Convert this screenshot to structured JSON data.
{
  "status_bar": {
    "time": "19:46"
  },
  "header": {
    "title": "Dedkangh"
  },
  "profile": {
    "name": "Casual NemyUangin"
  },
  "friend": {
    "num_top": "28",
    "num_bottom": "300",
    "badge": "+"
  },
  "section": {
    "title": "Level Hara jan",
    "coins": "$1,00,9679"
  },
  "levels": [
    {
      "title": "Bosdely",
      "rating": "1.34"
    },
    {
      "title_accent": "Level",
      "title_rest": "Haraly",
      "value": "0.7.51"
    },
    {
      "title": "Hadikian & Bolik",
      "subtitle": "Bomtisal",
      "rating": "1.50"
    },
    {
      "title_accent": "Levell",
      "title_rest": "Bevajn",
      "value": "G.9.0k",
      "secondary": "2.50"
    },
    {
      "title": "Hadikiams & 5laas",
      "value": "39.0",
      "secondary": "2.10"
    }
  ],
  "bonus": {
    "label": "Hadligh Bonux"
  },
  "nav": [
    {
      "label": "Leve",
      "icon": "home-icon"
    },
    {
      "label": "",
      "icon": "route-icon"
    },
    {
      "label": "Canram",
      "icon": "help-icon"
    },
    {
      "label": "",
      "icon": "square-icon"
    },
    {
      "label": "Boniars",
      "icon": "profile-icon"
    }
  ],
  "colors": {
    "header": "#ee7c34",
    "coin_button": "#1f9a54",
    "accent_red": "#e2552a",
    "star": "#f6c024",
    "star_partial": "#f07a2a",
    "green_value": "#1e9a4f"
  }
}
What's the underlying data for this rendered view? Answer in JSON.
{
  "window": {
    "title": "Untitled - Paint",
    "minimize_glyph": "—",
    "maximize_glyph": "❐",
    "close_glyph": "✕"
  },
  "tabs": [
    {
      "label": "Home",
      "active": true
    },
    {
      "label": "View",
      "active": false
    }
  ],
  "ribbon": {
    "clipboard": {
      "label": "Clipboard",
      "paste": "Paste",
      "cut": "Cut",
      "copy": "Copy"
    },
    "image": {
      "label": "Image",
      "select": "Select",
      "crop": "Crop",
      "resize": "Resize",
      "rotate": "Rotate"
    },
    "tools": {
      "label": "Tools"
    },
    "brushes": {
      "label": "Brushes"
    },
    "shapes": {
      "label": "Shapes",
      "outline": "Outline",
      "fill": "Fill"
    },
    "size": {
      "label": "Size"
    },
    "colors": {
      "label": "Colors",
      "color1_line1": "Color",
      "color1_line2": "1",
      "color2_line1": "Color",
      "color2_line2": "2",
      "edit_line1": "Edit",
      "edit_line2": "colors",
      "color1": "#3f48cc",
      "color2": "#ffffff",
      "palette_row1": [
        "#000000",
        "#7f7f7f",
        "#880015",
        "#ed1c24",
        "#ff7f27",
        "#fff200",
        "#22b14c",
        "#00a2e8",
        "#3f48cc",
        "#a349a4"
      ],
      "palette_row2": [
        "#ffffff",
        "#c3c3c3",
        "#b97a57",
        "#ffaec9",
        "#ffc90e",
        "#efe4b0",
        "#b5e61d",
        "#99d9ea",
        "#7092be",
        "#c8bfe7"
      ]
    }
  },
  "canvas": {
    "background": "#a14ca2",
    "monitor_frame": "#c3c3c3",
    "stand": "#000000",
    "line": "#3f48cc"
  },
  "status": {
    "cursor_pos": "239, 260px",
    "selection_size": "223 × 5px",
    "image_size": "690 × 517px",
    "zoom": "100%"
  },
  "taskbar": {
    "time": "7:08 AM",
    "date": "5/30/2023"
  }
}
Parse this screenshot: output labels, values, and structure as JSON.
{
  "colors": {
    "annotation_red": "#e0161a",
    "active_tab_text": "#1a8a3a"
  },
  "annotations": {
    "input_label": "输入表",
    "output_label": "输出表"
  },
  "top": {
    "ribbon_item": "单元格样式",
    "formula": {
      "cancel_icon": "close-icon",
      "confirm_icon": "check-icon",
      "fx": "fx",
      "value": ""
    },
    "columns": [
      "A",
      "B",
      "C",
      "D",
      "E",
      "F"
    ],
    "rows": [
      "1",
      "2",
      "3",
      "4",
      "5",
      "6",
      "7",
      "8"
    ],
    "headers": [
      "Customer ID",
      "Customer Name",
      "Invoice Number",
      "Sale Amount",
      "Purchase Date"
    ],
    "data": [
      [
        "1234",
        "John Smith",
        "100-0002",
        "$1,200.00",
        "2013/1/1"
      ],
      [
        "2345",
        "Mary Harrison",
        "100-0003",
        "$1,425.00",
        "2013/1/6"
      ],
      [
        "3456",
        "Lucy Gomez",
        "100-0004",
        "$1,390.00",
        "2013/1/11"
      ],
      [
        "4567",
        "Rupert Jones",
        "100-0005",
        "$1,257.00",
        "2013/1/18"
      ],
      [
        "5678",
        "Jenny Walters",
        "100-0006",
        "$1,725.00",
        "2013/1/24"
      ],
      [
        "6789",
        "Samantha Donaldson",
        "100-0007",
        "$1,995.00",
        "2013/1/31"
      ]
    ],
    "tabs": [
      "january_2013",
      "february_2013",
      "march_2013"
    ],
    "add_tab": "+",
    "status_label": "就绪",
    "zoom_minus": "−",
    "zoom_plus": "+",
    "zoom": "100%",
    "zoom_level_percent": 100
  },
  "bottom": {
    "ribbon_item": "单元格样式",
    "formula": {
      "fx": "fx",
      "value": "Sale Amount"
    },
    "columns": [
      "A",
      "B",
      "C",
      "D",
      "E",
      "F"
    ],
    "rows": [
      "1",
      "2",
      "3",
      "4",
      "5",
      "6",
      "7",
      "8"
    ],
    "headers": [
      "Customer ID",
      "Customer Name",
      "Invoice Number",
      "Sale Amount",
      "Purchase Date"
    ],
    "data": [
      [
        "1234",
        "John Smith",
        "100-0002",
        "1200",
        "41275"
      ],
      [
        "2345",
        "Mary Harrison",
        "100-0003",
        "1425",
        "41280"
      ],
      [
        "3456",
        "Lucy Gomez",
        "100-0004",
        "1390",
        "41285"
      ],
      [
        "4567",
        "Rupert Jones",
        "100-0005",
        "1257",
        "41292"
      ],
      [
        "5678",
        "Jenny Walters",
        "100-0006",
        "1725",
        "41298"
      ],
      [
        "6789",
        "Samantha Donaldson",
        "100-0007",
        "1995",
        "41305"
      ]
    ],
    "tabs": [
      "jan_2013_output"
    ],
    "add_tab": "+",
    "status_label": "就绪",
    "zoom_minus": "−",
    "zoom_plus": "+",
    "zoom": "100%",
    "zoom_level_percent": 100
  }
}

━━━━━━━━━━━━━━━━━━━━

(Required work): Print the listing above in its entirety, with every line exact.

(Right answer):
Convert this screenshot to structured JSON data.
{
  "status_bar": {
    "time": "19:46"
  },
  "header": {
    "title": "Dedkangh"
  },
  "profile": {
    "name": "Casual NemyUangin"
  },
  "friend": {
    "num_top": "28",
    "num_bottom": "300",
    "badge": "+"
  },
  "section": {
    "title": "Level Hara jan",
    "coins": "$1,00,9679"
  },
  "levels": [
    {
      "title": "Bosdely",
      "rating": "1.34"
    },
    {
      "title_accent": "Level",
      "title_rest": "Haraly",
      "value": "0.7.51"
    },
    {
      "title": "Hadikian & Bolik",
      "subtitle": "Bomtisal",
      "rating": "1.50"
    },
    {
      "title_accent": "Levell",
      "title_rest": "Bevajn",
      "value": "G.9.0k",
      "secondary": "2.50"
    },
    {
      "title": "Hadikiams & 5laas",
      "value": "39.0",
      "secondary": "2.10"
    }
  ],
  "bonus": {
    "label": "Hadligh Bonux"
  },
  "nav": [
    {
      "label": "Leve",
      "icon": "home-icon"
    },
    {
      "label": "",
      "icon": "route-icon"
    },
    {
      "label": "Canram",
      "icon": "help-icon"
    },
    {
      "label": "",
      "icon": "square-icon"
    },
    {
      "label": "Boniars",
      "icon": "profile-icon"
    }
  ],
  "colors": {
    "header": "#ee7c34",
    "coin_button": "#1f9a54",
    "accent_red": "#e2552a",
    "star": "#f6c024",
    "star_partial": "#f07a2a",
    "green_value": "#1e9a4f"
  }
}
What's the underlying data for this rendered view? Answer in JSON.
{
  "window": {
    "title": "Untitled - Paint",
    "minimize_glyph": "—",
    "maximize_glyph": "❐",
    "close_glyph": "✕"
  },
  "tabs": [
    {
      "label": "Home",
      "active": true
    },
    {
      "label": "View",
      "active": false
    }
  ],
  "ribbon": {
    "clipboard": {
      "label": "Clipboard",
      "paste": "Paste",
      "cut": "Cut",
      "copy": "Copy"
    },
    "image": {
      "label": "Image",
      "select": "Select",
      "crop": "Crop",
      "resize": "Resize",
      "rotate": "Rotate"
    },
    "tools": {
      "label": "Tools"
    },
    "brushes": {
      "label": "Brushes"
    },
    "shapes": {
      "label": "Shapes",
      "outline": "Outline",
      "fill": "Fill"
    },
    "size": {
      "label": "Size"
    },
    "colors": {
      "label": "Colors",
      "color1_line1": "Color",
      "color1_line2": "1",
      "color2_line1": "Color",
      "color2_line2": "2",
      "edit_line1": "Edit",
      "edit_line2": "colors",
      "color1": "#3f48cc",
      "color2": "#ffffff",
      "palette_row1": [
        "#000000",
        "#7f7f7f",
        "#880015",
        "#ed1c24",
        "#ff7f27",
        "#fff200",
        "#22b14c",
        "#00a2e8",
        "#3f48cc",
        "#a349a4"
      ],
      "palette_row2": [
        "#ffffff",
        "#c3c3c3",
        "#b97a57",
        "#ffaec9",
        "#ffc90e",
        "#efe4b0",
        "#b5e61d",
        "#99d9ea",
        "#7092be",
        "#c8bfe7"
      ]
    }
  },
  "canvas": {
    "background": "#a14ca2",
    "monitor_frame": "#c3c3c3",
    "stand": "#000000",
    "line": "#3f48cc"
  },
  "status": {
    "cursor_pos": "239, 260px",
    "selection_size": "223 × 5px",
    "image_size": "690 × 517px",
    "zoom": "100%"
  },
  "taskbar": {
    "time": "7:08 AM",
    "date": "5/30/2023"
  }
}
Parse this screenshot: output labels, values, and structure as JSON.
{
  "colors": {
    "annotation_red": "#e0161a",
    "active_tab_text": "#1a8a3a"
  },
  "annotations": {
    "input_label": "输入表",
    "output_label": "输出表"
  },
  "top": {
    "ribbon_item": "单元格样式",
    "formula": {
      "cancel_icon": "close-icon",
      "confirm_icon": "check-icon",
      "fx": "fx",
      "value": ""
    },
    "columns": [
      "A",
      "B",
      "C",
      "D",
      "E",
      "F"
    ],
    "rows": [
      "1",
      "2",
      "3",
      "4",
      "5",
      "6",
      "7",
      "8"
    ],
    "headers": [
      "Customer ID",
      "Customer Name",
      "Invoice Number",
      "Sale Amount",
      "Purchase Date"
    ],
    "data": [
      [
        "1234",
        "John Smith",
        "100-0002",
        "$1,200.00",
        "2013/1/1"
      ],
      [
        "2345",
        "Mary Harrison",
        "100-0003",
        "$1,425.00",
        "2013/1/6"
      ],
      [
        "3456",
        "Lucy Gomez",
        "100-0004",
        "$1,390.00",
        "2013/1/11"
      ],
      [
        "4567",
        "Rupert Jones",
        "100-0005",
        "$1,257.00",
        "2013/1/18"
      ],
      [
        "5678",
        "Jenny Walters",
        "100-0006",
        "$1,725.00",
        "2013/1/24"
      ],
      [
        "6789",
        "Samantha Donaldson",
        "100-0007",
        "$1,995.00",
        "2013/1/31"
      ]
    ],
    "tabs": [
      "january_2013",
      "february_2013",
      "march_2013"
    ],
    "add_tab": "+",
    "status_label": "就绪",
    "zoom_minus": "−",
    "zoom_plus": "+",
    "zoom": "100%",
    "zoom_level_percent": 100
  },
  "bottom": {
    "ribbon_item": "单元格样式",
    "formula": {
      "fx": "fx",
      "value": "Sale Amount"
    },
    "columns": [
      "A",
      "B",
      "C",
      "D",
      "E",
      "F"
    ],
    "rows": [
      "1",
      "2",
      "3",
      "4",
      "5",
      "6",
      "7",
      "8"
    ],
    "headers": [
      "Customer ID",
      "Customer Name",
      "Invoice Number",
      "Sale Amount",
      "Purchase Date"
    ],
    "data": [
      [
        "1234",
        "John Smith",
        "100-0002",
        "1200",
        "41275"
      ],
      [
        "2345",
        "Mary Harrison",
        "100-0003",
        "1425",
        "41280"
      ],
      [
        "3456",
        "Lucy Gomez",
        "100-0004",
        "1390",
        "41285"
      ],
      [
        "4567",
        "Rupert Jones",
        "100-0005",
        "1257",
        "41292"
      ],
      [
        "5678",
        "Jenny Walters",
        "100-0006",
        "1725",
        "41298"
      ],
      [
        "6789",
        "Samantha Donaldson",
        "100-0007",
        "1995",
        "41305"
      ]
    ],
    "tabs": [
      "jan_2013_output"
    ],
    "add_tab": "+",
    "status_label": "就绪",
    "zoom_minus": "−",
    "zoom_plus": "+",
    "zoom": "100%",
    "zoom_level_percent": 100
  }
}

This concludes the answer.